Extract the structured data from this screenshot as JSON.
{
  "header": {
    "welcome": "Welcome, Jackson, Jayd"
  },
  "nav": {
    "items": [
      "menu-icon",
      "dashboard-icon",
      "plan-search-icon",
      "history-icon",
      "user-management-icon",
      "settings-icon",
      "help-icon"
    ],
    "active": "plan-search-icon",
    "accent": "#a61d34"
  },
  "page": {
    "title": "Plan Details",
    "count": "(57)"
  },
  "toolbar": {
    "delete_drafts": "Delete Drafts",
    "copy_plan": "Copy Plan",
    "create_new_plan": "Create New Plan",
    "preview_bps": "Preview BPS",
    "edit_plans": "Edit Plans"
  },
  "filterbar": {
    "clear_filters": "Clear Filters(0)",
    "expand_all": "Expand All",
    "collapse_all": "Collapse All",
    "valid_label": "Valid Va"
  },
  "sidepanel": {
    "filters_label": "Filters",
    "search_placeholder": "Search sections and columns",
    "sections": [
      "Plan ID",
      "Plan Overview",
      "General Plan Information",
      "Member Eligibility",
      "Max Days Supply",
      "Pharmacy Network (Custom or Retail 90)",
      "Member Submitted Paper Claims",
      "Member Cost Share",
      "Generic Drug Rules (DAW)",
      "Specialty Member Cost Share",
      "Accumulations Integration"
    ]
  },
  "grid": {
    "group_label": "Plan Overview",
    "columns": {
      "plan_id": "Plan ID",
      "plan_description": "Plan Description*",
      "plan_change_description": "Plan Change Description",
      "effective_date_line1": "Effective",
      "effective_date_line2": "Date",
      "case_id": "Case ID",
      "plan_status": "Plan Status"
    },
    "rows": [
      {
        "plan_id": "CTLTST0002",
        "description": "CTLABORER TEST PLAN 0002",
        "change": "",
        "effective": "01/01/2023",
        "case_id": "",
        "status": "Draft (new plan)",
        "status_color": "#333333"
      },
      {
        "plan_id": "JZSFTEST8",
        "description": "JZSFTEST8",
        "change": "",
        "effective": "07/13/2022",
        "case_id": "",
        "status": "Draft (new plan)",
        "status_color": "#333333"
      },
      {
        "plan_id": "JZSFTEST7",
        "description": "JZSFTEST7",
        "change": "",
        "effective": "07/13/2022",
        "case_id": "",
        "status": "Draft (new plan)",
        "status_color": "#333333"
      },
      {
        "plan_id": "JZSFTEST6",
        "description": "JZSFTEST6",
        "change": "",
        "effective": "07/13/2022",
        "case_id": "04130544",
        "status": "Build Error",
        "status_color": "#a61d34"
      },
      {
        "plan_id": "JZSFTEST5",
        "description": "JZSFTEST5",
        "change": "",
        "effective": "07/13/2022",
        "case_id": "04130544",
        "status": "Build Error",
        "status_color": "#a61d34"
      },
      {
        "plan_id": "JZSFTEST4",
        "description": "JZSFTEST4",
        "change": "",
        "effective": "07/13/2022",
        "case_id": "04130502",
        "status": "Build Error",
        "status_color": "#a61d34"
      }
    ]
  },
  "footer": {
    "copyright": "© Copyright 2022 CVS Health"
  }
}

## Task instructions
Select all lines with the word "Cost" from the entries above.

## Solution to the problem
      "Member Cost Share",
      "Specialty Member Cost Share",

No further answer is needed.